## Begin Material supplied
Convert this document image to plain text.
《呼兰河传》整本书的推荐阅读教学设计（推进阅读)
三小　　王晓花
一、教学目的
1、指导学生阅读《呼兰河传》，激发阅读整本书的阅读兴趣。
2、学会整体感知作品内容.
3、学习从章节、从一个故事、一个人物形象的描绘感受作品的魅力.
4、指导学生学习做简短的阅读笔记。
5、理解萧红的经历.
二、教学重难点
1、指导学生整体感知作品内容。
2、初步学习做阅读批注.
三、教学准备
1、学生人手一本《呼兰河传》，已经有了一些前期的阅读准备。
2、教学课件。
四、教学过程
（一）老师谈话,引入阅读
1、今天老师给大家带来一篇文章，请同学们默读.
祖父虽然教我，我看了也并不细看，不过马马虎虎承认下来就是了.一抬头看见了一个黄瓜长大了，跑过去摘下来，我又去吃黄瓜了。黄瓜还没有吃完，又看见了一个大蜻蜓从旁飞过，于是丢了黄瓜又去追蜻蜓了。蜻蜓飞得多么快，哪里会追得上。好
## End Material supplied
## Begin Material supplied
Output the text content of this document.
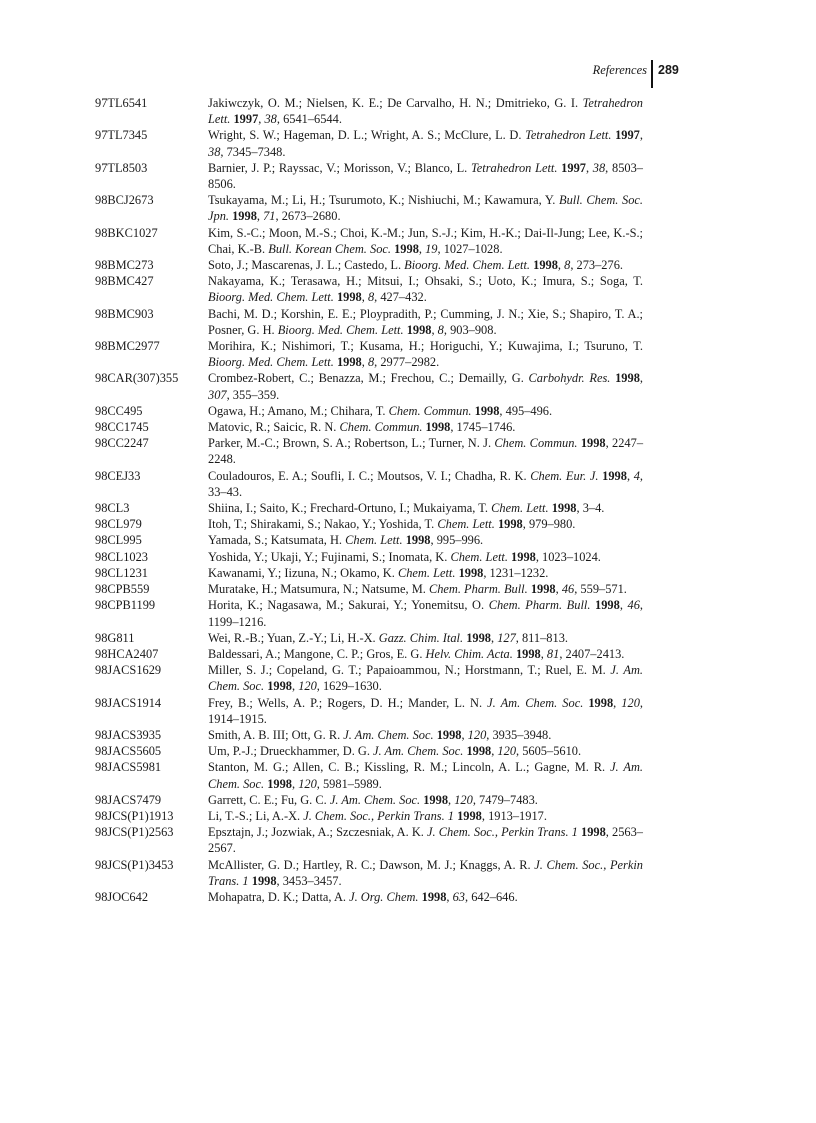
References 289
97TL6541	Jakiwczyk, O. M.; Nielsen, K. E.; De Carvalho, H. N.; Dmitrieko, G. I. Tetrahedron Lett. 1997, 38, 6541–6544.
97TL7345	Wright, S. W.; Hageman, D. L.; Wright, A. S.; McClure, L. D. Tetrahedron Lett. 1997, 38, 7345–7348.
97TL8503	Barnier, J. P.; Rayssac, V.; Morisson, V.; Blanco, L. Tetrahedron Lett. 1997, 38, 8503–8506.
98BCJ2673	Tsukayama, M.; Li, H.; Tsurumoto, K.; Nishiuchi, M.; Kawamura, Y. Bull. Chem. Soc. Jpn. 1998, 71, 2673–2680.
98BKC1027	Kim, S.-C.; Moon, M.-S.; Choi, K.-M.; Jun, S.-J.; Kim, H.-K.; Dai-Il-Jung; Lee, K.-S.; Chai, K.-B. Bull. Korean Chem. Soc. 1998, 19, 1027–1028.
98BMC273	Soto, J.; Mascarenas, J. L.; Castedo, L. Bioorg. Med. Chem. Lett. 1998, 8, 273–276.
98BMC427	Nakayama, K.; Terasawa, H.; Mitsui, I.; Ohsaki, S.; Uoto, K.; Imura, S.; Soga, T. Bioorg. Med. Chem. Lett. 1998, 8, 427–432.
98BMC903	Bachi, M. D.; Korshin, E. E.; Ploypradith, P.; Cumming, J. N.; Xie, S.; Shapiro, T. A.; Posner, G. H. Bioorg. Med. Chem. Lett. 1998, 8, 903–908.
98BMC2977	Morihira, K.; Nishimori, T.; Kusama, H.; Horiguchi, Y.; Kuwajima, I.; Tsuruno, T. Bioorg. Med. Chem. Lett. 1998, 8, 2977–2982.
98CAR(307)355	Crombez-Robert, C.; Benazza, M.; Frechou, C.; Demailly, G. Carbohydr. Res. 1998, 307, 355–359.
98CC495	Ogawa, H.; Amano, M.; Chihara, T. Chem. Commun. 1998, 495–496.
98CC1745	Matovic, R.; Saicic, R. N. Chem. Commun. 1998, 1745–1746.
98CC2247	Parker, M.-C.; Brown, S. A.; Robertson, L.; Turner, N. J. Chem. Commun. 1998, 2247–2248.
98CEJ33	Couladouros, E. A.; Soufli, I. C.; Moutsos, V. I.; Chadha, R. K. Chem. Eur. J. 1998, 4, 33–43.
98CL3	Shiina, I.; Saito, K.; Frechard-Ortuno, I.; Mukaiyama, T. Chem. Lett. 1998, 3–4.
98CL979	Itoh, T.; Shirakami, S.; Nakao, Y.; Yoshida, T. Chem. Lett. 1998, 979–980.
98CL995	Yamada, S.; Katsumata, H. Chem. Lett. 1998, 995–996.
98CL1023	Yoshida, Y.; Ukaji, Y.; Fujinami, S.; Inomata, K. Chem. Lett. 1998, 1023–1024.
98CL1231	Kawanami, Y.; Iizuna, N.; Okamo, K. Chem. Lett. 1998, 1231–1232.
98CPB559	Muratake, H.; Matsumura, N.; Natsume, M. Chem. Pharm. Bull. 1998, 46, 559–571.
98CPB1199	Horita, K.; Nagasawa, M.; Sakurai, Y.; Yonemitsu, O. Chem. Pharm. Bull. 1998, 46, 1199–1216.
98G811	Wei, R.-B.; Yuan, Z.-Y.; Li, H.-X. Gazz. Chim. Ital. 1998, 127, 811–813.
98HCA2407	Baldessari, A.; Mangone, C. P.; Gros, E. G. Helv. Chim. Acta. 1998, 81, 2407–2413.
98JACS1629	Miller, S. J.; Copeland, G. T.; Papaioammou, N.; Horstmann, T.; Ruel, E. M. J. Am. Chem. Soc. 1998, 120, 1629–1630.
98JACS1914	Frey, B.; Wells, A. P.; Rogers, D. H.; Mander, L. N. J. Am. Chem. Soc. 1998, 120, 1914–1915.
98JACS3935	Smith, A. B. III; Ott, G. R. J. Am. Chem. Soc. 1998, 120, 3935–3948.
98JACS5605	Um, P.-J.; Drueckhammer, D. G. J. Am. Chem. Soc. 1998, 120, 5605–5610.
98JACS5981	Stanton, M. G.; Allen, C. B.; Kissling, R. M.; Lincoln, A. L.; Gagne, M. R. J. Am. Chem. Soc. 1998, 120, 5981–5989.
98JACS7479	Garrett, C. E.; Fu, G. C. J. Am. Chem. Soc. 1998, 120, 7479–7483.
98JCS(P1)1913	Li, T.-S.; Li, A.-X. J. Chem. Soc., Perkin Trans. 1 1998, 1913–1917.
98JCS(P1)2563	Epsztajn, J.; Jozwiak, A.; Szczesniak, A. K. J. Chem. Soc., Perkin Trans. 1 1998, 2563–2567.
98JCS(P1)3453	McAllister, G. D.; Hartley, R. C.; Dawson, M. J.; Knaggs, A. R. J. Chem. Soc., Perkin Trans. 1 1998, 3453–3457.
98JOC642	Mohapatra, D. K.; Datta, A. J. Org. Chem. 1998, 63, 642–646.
## End Material supplied
--- Set task ---
The answer is the number of lines in the preceding material that hold "this"; write that number and nothing else.

--- Task response ---
2